──────── EXTRACTED ENTRIES ────────

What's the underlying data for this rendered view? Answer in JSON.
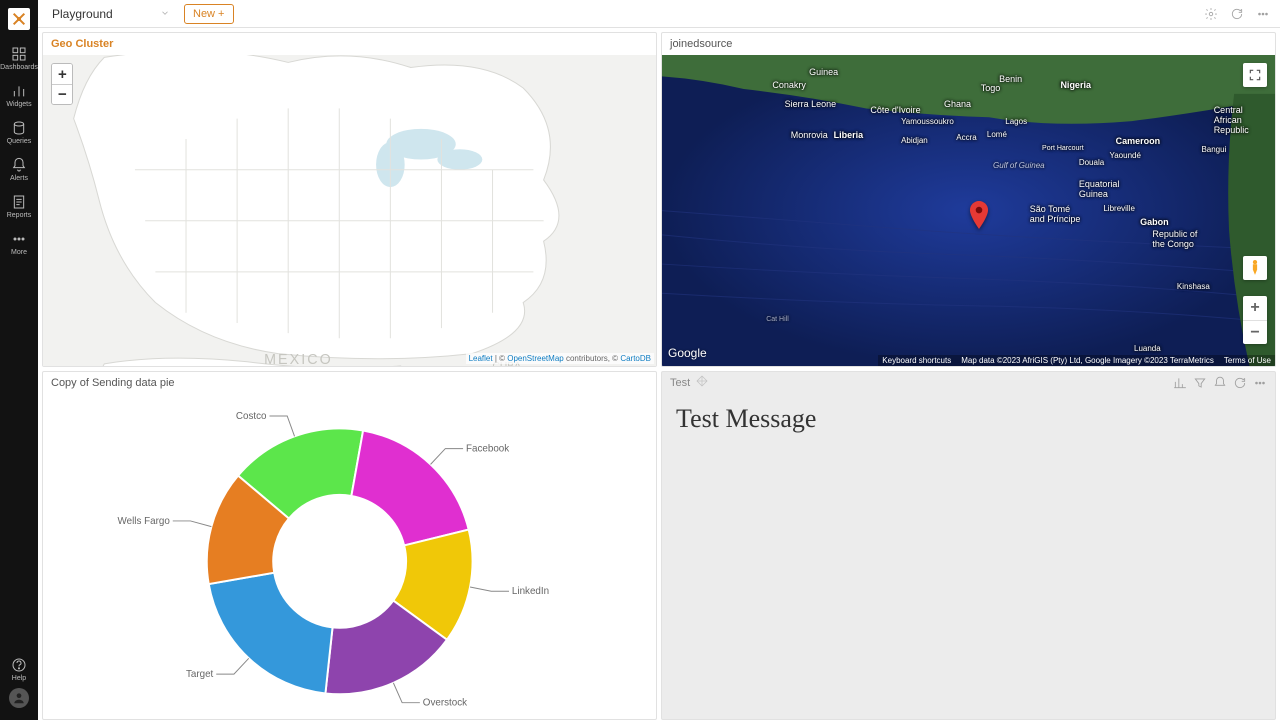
{
  "sidebar": {
    "items": [
      {
        "id": "dashboards",
        "label": "Dashboards"
      },
      {
        "id": "widgets",
        "label": "Widgets"
      },
      {
        "id": "queries",
        "label": "Queries"
      },
      {
        "id": "alerts",
        "label": "Alerts"
      },
      {
        "id": "reports",
        "label": "Reports"
      },
      {
        "id": "more",
        "label": "More"
      }
    ],
    "help_label": "Help"
  },
  "topbar": {
    "page_name": "Playground",
    "new_label": "New +"
  },
  "panels": {
    "geo": {
      "title": "Geo Cluster",
      "labels": {
        "mexico": "MEXICO",
        "cuba": "CUBA"
      },
      "attrib": {
        "leaflet": "Leaflet",
        "sep": " | © ",
        "osm": "OpenStreetMap",
        "tail": " contributors, © ",
        "carto": "CartoDB"
      }
    },
    "gmap": {
      "title": "joinedsource",
      "google": "Google",
      "labels": {
        "guinea": "Guinea",
        "conakry": "Conakry",
        "sierra": "Sierra Leone",
        "monrovia": "Monrovia",
        "liberia": "Liberia",
        "cote": "Côte d'Ivoire",
        "yamoussoukro": "Yamoussoukro",
        "abidjan": "Abidjan",
        "ghana": "Ghana",
        "accra": "Accra",
        "togo": "Togo",
        "lome": "Lomé",
        "benin": "Benin",
        "nigeria": "Nigeria",
        "lagos": "Lagos",
        "portharcourt": "Port Harcourt",
        "cameroon": "Cameroon",
        "yaounde": "Yaoundé",
        "douala": "Douala",
        "bangui": "Bangui",
        "car": "Central\nAfrican\nRepublic",
        "eqg": "Equatorial\nGuinea",
        "libreville": "Libreville",
        "saotome": "São Tomé\nand Príncipe",
        "gabon": "Gabon",
        "congo": "Republic of\nthe Congo",
        "kinshasa": "Kinshasa",
        "luanda": "Luanda",
        "gulf": "Gulf of Guinea",
        "cathill": "Cat Hill"
      },
      "footer": {
        "shortcuts": "Keyboard shortcuts",
        "mapdata": "Map data ©2023 AfriGIS (Pty) Ltd, Google  Imagery ©2023 TerraMetrics",
        "terms": "Terms of Use"
      }
    },
    "pie": {
      "title": "Copy of Sending data pie"
    },
    "text": {
      "header_label": "Test",
      "message": "Test Message"
    }
  },
  "chart_data": {
    "type": "pie",
    "title": "Copy of Sending data pie",
    "series": [
      {
        "name": "Costco",
        "value": 60,
        "color": "#5ce64b"
      },
      {
        "name": "Facebook",
        "value": 66,
        "color": "#e02fd0"
      },
      {
        "name": "LinkedIn",
        "value": 50,
        "color": "#f0c808"
      },
      {
        "name": "Overstock",
        "value": 60,
        "color": "#8e44ad"
      },
      {
        "name": "Target",
        "value": 74,
        "color": "#3498db"
      },
      {
        "name": "Wells Fargo",
        "value": 50,
        "color": "#e67e22"
      }
    ],
    "inner_radius_pct": 50
  }
}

────────

# YOUR TASK
Using the material above, report each line where "Test" occurs.

# SOLVED PROBLEM
      "header_label": "Test",
      "message": "Test Message"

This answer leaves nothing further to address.